### THE RECORDS

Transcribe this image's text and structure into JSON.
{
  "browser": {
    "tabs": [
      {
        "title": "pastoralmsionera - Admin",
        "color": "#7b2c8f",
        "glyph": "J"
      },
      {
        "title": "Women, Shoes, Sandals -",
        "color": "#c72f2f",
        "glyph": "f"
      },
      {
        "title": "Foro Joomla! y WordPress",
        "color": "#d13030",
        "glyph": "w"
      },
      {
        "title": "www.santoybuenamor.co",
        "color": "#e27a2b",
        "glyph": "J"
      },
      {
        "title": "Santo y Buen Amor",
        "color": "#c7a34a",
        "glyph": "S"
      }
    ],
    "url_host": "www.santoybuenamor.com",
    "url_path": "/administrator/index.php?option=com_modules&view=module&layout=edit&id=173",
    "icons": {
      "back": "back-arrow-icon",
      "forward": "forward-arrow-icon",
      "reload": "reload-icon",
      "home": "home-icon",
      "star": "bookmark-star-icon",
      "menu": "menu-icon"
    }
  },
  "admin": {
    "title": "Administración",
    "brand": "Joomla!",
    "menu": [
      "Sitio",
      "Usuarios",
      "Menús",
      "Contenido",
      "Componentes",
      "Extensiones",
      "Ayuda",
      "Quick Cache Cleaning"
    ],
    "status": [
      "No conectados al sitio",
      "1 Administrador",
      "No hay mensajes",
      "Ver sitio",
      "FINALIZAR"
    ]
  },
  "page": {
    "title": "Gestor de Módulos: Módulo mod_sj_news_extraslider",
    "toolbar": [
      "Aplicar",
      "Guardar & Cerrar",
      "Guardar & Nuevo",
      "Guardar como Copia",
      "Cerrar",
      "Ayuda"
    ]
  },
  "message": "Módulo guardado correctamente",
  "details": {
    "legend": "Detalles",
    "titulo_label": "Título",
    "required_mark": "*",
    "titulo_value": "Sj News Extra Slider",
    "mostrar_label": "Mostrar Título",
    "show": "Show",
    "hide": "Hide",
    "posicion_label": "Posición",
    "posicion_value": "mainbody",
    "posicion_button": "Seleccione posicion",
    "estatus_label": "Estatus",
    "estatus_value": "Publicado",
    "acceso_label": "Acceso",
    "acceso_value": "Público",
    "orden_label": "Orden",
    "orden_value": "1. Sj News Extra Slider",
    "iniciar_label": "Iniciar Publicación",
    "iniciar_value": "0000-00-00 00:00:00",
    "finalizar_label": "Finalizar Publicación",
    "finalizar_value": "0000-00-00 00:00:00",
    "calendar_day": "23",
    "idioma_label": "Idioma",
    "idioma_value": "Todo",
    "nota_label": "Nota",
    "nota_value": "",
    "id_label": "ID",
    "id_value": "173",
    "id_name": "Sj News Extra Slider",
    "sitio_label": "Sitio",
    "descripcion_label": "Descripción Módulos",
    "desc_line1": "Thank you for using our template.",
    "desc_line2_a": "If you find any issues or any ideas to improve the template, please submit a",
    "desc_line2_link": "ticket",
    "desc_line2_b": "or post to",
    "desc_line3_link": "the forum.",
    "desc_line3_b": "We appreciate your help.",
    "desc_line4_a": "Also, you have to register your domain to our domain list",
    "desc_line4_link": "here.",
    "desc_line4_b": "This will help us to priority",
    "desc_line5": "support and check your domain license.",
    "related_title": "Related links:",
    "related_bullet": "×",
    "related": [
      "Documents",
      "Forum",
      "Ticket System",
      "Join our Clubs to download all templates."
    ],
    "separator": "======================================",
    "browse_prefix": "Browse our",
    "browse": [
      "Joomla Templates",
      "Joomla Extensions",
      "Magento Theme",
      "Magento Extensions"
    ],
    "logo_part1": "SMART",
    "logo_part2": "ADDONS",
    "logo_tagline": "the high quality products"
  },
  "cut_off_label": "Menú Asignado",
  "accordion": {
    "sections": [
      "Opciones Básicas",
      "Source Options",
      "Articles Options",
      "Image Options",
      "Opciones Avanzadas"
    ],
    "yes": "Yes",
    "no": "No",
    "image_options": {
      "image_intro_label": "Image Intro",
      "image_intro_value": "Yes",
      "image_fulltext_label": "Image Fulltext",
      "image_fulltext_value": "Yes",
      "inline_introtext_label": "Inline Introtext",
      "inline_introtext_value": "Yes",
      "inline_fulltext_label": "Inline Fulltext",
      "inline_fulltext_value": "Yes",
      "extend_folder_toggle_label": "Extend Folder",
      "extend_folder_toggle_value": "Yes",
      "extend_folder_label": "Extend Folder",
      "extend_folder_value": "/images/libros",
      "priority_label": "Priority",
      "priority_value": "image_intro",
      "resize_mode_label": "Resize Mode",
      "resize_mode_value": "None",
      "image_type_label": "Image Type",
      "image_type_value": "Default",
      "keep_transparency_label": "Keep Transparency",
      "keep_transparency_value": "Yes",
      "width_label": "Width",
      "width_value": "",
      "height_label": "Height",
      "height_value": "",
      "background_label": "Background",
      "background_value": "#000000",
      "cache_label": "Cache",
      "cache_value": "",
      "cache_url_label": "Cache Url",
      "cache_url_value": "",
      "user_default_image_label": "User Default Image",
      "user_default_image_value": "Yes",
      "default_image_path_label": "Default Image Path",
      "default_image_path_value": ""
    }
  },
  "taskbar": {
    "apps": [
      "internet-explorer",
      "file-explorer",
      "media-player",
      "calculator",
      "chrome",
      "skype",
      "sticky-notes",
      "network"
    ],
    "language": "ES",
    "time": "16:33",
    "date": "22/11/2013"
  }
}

######

_DESCRIPTION OF THE TASK_
From the records above, pick out and copy each line holding the word "santoybuenamor".

_ANSWER FOR THE TASK_
        "title": "www.santoybuenamor.co",
    "url_host": "www.santoybuenamor.com",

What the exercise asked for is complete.